## WORK INSTRUCTIONS
Single out each line with the word "another" and copy it.

[Items listed in a dataset]
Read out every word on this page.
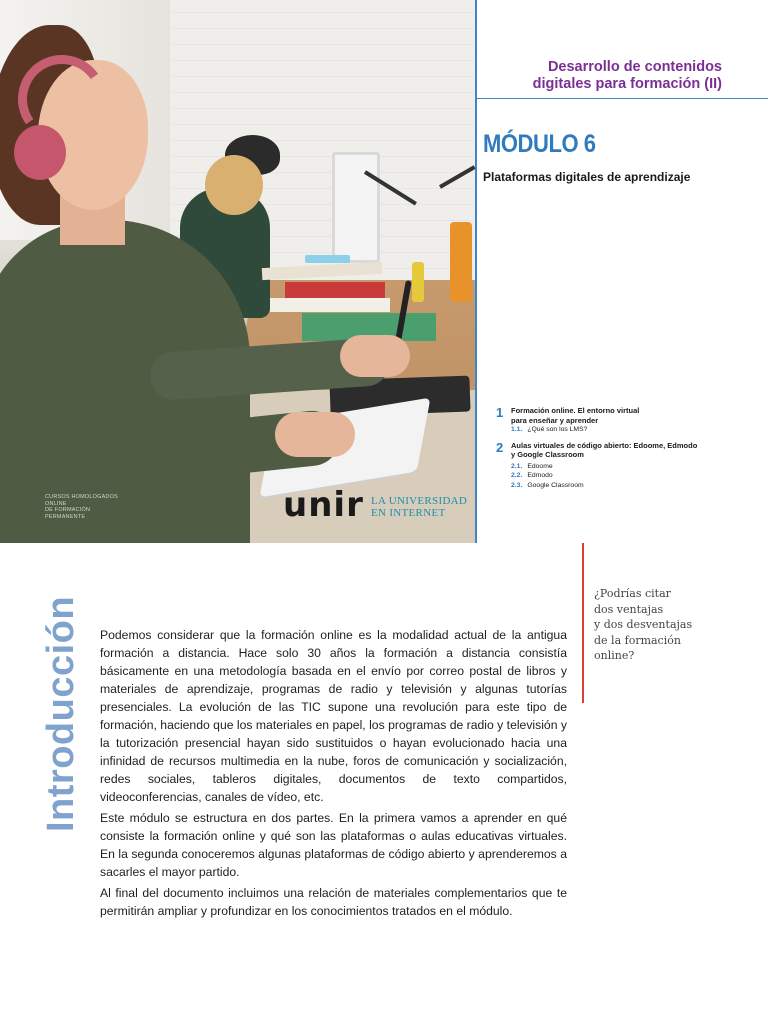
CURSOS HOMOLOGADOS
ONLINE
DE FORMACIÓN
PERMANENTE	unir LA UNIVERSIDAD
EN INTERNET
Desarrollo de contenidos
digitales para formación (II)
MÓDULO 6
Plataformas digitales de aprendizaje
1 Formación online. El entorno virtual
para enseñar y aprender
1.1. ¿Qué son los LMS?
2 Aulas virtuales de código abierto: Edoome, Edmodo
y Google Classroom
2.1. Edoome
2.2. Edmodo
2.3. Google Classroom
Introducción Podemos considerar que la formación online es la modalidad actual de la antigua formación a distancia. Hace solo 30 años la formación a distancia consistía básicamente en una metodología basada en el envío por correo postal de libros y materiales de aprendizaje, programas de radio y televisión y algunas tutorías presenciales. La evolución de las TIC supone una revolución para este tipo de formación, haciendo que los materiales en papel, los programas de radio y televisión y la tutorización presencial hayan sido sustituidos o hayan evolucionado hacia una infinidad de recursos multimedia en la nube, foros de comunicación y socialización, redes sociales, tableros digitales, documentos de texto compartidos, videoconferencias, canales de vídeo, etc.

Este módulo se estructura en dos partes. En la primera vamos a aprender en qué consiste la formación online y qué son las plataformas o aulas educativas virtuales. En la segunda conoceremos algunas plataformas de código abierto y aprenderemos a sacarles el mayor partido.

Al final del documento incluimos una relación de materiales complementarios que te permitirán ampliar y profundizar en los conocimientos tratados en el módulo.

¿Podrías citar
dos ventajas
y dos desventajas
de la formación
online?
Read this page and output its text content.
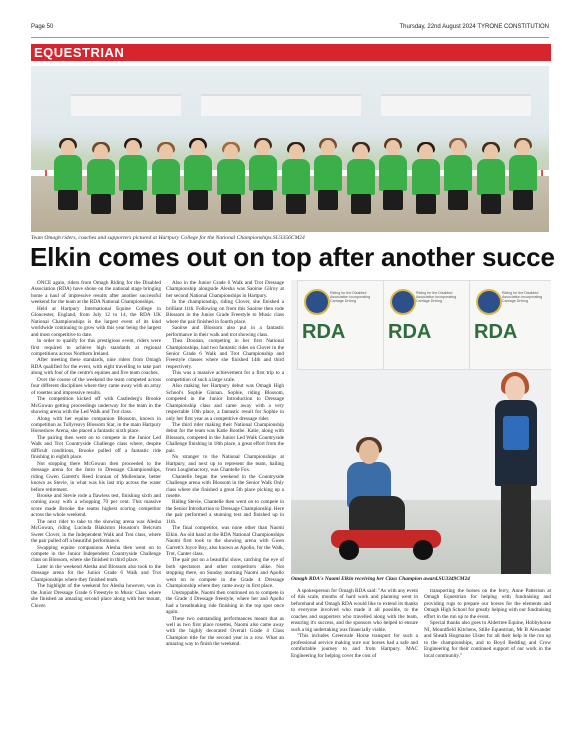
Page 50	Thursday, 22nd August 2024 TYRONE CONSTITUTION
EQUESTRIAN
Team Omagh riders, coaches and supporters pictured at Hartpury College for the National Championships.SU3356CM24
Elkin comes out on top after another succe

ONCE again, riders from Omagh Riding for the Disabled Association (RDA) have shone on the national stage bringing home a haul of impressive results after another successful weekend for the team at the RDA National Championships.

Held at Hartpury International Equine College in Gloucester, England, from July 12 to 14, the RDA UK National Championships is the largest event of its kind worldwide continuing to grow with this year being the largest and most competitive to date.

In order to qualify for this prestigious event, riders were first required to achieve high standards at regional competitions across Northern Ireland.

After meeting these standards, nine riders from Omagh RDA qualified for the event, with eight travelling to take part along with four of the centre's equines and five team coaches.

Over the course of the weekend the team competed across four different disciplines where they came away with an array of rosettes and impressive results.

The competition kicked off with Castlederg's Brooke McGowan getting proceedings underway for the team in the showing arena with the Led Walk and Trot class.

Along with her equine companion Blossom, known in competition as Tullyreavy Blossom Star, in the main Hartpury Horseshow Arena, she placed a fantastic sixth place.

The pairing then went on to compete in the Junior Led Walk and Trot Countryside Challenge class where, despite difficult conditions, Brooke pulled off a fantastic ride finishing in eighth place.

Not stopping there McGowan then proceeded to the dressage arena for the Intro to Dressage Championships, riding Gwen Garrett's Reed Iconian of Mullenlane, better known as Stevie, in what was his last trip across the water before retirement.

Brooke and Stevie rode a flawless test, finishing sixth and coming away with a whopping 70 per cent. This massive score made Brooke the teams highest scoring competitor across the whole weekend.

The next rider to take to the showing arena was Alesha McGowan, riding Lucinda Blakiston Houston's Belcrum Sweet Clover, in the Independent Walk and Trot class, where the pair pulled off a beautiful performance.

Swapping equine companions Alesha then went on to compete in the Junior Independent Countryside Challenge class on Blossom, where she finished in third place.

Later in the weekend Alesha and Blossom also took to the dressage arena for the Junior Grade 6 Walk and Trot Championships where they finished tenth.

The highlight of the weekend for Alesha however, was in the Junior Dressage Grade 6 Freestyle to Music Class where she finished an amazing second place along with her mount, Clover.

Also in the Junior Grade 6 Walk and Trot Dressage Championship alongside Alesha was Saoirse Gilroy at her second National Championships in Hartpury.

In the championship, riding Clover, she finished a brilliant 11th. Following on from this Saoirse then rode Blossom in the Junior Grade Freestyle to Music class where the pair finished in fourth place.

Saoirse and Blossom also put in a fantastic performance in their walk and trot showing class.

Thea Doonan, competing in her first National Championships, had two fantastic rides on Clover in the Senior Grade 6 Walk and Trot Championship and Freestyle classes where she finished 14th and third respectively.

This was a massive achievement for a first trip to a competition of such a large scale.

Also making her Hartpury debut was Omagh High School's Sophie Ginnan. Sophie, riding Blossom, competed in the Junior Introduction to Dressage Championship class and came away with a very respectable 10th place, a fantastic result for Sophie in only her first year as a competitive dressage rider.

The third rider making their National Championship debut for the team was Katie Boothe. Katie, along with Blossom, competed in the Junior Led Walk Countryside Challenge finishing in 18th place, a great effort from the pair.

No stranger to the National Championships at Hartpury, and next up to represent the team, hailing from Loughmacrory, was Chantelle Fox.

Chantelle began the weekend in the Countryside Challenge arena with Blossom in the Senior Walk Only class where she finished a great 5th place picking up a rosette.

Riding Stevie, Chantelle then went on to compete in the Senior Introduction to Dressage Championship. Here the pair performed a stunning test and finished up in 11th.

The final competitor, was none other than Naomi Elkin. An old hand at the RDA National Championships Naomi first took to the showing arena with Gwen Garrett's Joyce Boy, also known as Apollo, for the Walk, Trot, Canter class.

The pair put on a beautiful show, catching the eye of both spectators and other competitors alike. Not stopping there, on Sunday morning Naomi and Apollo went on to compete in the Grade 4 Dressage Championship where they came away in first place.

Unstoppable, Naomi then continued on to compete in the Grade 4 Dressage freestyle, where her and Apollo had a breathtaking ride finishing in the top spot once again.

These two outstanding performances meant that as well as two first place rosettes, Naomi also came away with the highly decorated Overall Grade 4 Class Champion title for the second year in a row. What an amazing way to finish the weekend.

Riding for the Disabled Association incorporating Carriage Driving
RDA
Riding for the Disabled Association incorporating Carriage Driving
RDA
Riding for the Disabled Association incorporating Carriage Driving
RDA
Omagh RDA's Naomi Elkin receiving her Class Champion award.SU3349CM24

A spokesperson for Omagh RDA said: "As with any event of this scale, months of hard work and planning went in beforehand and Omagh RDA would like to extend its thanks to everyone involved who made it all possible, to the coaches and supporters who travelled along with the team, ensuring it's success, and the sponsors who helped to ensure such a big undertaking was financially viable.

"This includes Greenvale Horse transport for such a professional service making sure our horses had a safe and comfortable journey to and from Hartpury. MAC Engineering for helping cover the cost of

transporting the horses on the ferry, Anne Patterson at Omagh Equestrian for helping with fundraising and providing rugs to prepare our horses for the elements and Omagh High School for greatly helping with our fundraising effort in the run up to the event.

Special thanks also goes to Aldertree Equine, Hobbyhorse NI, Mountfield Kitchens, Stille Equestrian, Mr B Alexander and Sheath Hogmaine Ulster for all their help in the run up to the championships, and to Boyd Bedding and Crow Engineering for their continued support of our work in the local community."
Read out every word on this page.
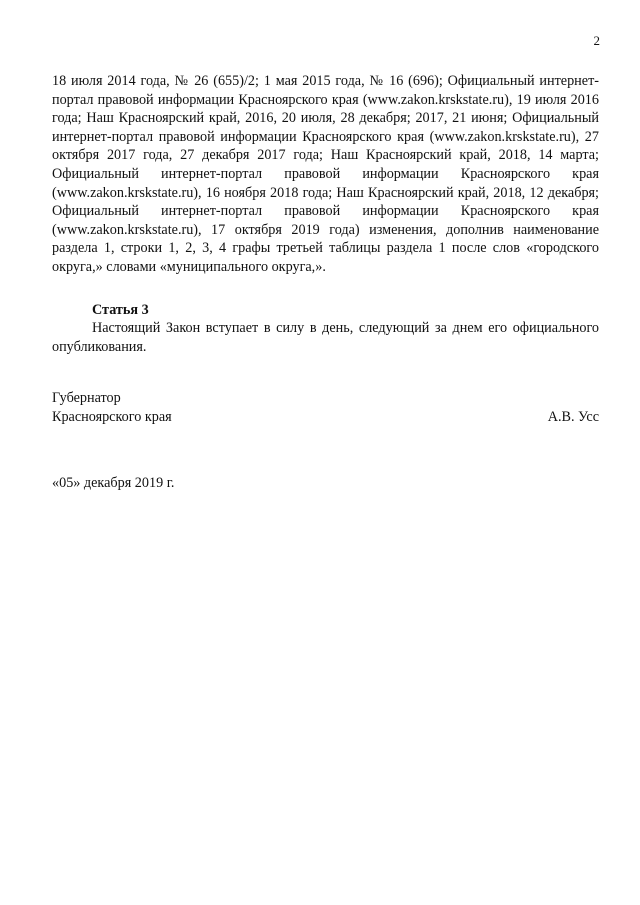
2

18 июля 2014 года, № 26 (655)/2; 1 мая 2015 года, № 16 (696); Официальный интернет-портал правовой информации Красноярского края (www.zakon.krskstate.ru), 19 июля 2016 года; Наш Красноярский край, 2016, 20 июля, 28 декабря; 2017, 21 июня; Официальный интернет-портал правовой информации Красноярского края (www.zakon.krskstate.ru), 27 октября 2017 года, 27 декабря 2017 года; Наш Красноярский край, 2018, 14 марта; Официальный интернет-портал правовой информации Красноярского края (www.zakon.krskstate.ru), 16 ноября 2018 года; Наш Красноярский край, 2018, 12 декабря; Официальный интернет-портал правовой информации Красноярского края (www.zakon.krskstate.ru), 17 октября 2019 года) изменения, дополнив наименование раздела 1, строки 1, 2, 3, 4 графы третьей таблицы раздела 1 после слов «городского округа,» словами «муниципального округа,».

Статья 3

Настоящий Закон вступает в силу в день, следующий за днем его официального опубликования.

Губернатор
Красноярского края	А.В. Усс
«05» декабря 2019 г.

## WORKED SOLUTION
Elkin comes out on top after another succe
ONCE again, riders from Omagh Riding for the Disabled Association (RDA) have shone on the national stage bringing home a haul of impressive results after another successful weekend for the team at the RDA National Championships.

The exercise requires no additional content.